(Dataset excerpts)

** Start **

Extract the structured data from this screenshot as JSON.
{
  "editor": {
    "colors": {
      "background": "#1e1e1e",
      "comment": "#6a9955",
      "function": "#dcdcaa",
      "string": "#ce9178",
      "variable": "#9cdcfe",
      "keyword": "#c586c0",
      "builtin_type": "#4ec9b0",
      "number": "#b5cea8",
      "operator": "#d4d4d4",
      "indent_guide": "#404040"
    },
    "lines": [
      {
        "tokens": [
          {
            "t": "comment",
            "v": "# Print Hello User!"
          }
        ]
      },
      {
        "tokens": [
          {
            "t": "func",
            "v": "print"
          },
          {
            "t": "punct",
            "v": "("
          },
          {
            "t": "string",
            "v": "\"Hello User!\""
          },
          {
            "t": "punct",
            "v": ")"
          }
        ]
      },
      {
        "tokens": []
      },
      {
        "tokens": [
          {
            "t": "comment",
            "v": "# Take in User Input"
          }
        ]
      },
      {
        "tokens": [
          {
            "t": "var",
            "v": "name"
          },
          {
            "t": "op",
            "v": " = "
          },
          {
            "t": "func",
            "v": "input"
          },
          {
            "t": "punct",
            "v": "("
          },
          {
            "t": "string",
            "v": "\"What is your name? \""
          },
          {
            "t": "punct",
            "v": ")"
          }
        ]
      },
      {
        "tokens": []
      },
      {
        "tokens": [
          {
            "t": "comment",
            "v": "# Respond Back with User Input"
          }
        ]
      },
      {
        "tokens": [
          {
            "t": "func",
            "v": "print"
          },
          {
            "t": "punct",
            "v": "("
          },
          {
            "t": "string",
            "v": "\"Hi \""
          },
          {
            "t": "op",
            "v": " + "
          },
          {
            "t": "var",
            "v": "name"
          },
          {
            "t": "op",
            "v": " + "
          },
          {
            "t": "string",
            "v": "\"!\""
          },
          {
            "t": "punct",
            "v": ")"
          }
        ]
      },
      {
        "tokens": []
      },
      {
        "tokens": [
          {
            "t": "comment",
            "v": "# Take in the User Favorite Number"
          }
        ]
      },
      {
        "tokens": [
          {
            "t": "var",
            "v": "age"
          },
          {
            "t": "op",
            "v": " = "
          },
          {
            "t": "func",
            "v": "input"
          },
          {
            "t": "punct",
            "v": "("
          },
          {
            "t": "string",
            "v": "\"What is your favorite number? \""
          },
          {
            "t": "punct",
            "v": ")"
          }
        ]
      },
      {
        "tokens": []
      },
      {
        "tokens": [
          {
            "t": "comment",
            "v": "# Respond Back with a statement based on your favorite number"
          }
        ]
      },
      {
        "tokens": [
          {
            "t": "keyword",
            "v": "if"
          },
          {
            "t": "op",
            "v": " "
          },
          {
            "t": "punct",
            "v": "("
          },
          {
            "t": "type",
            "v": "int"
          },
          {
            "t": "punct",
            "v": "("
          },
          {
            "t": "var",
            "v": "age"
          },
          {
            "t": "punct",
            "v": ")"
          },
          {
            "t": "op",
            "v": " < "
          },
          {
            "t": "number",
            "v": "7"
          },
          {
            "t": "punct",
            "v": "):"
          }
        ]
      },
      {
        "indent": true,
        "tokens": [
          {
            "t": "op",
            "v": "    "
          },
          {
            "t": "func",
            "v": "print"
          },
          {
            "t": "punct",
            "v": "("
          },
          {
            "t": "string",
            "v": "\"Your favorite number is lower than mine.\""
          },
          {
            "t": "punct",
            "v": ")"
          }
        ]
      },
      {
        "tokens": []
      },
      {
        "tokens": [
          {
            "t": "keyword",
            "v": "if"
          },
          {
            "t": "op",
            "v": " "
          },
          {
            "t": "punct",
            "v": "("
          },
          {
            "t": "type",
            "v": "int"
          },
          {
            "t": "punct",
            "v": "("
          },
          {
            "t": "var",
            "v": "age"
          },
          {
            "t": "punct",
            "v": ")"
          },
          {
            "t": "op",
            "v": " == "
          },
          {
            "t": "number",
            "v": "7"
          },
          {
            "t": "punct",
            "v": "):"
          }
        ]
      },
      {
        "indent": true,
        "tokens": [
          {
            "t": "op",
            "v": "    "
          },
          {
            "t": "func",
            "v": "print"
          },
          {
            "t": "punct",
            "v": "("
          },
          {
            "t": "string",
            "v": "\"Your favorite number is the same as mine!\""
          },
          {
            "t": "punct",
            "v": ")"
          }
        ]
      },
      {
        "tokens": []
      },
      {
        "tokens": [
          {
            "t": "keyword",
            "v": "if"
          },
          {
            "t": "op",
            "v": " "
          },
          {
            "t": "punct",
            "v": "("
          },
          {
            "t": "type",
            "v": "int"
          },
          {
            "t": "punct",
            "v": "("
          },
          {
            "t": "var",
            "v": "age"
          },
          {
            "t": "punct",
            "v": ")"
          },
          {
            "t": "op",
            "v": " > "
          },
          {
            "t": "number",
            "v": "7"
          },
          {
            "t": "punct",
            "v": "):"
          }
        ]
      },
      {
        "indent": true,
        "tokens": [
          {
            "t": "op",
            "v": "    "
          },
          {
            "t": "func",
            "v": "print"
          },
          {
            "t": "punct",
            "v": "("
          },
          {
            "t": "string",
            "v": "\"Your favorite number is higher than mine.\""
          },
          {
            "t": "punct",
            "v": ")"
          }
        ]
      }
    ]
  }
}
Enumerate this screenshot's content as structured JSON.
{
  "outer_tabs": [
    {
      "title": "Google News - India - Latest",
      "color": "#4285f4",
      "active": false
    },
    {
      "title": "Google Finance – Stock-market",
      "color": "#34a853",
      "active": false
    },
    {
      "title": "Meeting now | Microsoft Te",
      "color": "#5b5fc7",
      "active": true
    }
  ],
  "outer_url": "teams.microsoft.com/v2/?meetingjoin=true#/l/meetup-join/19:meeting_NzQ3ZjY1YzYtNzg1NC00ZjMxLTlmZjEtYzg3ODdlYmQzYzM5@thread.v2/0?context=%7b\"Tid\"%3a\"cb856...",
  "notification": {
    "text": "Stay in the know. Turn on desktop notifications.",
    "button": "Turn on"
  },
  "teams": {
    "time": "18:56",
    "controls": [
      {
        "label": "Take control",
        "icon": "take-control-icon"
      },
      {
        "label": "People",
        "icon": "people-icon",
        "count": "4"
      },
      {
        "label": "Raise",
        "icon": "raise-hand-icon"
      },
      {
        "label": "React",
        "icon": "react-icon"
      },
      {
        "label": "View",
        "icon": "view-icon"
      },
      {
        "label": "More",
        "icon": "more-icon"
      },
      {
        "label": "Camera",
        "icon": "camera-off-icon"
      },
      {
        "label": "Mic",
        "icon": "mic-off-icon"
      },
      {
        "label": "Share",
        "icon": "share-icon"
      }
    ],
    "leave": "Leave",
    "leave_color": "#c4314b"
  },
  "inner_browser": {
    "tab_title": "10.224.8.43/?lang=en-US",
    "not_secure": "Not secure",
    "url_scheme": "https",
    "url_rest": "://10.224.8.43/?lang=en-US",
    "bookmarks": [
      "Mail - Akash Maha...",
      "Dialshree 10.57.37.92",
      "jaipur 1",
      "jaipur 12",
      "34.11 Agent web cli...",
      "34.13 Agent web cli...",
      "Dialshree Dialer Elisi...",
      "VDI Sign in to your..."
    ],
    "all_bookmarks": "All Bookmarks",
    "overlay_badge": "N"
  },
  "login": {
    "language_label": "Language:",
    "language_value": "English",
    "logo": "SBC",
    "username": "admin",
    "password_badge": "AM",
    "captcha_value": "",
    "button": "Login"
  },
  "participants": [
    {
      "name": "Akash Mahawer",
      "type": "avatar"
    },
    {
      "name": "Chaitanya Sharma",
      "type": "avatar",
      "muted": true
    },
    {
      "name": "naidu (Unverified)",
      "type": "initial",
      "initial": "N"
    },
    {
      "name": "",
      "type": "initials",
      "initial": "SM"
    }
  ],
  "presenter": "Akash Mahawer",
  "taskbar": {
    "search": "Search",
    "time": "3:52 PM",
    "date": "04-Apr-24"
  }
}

** End **

* Instructions to follow:
In the material above, how many lines hold the word "screenshot"? Say only the number.

* The reply:
2